Stored entries

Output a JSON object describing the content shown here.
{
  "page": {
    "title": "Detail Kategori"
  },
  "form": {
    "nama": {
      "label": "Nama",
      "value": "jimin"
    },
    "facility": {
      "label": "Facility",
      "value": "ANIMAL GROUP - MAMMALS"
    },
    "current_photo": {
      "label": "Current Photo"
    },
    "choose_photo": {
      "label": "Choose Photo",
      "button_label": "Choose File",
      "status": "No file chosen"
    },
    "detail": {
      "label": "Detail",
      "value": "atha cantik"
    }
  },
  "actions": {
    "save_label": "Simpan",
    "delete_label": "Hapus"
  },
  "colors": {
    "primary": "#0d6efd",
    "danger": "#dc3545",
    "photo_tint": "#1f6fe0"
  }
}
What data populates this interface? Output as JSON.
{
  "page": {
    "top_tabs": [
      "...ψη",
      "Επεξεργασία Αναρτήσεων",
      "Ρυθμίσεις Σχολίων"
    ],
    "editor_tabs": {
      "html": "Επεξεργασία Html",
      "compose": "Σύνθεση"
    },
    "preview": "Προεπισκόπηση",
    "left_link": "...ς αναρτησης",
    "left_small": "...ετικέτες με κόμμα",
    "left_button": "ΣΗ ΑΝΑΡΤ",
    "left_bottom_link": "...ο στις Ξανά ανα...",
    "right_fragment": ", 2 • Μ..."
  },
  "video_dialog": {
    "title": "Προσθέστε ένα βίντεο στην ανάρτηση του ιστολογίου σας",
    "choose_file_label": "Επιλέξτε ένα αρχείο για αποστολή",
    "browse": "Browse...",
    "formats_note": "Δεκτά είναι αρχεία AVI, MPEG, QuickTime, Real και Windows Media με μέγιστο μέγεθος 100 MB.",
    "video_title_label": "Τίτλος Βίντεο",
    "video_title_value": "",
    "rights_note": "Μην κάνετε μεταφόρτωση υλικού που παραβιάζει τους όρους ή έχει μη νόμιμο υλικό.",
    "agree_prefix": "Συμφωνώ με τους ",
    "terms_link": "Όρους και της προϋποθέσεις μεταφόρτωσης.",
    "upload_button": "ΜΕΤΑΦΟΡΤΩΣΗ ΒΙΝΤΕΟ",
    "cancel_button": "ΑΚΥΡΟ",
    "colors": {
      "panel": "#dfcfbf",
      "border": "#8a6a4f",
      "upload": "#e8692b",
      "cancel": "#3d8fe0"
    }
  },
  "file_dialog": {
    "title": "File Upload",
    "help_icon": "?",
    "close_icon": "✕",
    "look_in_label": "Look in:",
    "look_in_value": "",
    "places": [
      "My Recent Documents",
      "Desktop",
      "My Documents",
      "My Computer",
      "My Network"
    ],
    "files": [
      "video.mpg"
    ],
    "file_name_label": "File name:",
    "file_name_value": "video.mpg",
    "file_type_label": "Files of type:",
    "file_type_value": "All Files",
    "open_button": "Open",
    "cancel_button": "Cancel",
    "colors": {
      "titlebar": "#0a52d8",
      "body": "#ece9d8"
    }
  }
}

...

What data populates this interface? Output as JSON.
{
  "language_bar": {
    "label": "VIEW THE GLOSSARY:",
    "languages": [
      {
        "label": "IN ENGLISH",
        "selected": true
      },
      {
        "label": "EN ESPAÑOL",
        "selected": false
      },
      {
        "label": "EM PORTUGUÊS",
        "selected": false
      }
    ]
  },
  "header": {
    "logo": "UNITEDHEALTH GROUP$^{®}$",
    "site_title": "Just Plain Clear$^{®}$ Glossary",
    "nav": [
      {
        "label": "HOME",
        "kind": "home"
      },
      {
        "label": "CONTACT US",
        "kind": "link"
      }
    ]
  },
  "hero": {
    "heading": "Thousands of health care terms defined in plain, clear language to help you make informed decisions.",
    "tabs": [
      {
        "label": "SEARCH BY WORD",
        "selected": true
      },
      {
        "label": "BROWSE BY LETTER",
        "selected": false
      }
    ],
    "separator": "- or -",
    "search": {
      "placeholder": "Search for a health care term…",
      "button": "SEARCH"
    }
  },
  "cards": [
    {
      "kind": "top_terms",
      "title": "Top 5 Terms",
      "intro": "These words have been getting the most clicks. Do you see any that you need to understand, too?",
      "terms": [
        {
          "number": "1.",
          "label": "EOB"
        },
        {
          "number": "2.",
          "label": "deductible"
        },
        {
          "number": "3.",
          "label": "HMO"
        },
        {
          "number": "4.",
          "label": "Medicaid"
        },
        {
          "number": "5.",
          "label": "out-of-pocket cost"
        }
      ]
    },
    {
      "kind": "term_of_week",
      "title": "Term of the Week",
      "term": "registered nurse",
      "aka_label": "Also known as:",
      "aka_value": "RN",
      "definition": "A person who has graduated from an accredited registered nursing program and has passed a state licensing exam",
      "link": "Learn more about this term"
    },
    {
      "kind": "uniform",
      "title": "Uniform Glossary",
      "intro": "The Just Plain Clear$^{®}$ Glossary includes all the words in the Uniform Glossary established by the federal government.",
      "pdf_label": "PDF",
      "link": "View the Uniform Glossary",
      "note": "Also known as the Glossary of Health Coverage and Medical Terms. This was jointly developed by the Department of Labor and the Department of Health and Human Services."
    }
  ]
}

- _Goal of the exercise_: Return all lines with the word "words" in them.

- _Answer below_:
      "intro": "These words have been getting the most clicks. Do you see any that you need to understand, too?",
      "intro": "The Just Plain Clear$^{®}$ Glossary includes all the words in the Uniform Glossary established by the federal government.",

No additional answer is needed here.